Written task: Search the data below for "resmi"; list each line that holds it.

Task data:
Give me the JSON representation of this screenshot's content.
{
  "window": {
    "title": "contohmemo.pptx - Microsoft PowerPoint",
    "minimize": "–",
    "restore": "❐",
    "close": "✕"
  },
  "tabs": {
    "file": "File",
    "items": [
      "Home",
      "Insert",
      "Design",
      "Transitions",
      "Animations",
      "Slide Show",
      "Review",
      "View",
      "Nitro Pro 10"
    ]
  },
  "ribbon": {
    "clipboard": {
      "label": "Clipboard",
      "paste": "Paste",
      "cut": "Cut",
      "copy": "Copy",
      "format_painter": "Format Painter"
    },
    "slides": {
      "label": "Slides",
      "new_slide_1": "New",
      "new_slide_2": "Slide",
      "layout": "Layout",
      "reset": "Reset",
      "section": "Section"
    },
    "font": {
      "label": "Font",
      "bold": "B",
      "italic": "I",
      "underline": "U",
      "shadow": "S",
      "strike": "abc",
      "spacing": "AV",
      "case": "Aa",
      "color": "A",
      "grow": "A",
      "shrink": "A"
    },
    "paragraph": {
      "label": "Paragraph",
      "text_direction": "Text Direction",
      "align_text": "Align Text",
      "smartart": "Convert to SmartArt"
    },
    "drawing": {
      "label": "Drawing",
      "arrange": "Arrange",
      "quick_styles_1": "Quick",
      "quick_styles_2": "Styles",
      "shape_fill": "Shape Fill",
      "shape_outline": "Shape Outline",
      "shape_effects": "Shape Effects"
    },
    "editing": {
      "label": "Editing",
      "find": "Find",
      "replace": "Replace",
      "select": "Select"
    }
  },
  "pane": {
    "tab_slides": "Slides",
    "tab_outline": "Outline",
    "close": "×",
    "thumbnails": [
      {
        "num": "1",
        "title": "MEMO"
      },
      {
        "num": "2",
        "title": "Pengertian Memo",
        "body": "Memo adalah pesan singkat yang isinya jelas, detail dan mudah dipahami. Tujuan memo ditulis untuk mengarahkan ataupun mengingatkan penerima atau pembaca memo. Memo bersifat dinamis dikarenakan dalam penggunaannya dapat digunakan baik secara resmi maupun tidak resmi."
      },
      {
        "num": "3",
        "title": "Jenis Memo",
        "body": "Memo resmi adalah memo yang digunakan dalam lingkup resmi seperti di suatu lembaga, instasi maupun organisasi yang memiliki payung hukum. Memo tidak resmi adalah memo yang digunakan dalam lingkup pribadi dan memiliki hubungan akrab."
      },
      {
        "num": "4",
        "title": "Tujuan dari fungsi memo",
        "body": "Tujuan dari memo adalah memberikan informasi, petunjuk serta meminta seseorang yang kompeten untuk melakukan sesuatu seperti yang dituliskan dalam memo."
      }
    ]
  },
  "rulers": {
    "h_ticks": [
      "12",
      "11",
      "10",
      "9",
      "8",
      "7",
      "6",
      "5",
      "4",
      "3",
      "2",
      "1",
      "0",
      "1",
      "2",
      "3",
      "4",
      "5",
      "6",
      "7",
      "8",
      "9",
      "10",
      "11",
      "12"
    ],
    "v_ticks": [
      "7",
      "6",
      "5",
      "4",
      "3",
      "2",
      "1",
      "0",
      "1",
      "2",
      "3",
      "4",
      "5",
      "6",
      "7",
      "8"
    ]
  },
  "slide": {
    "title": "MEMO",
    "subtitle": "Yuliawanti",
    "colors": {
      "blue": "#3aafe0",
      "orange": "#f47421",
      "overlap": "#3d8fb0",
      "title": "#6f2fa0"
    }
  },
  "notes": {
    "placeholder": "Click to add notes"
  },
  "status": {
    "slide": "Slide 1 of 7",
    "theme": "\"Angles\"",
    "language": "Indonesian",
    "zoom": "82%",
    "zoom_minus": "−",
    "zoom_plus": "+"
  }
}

Full answer:
        "body": "Memo adalah pesan singkat yang isinya jelas, detail dan mudah dipahami. Tujuan memo ditulis untuk mengarahkan ataupun mengingatkan penerima atau pembaca memo. Memo bersifat dinamis dikarenakan dalam penggunaannya dapat digunakan baik secara resmi maupun tidak resmi."
        "body": "Memo resmi adalah memo yang digunakan dalam lingkup resmi seperti di suatu lembaga, instasi maupun organisasi yang memiliki payung hukum. Memo tidak resmi adalah memo yang digunakan dalam lingkup pribadi dan memiliki hubungan akrab."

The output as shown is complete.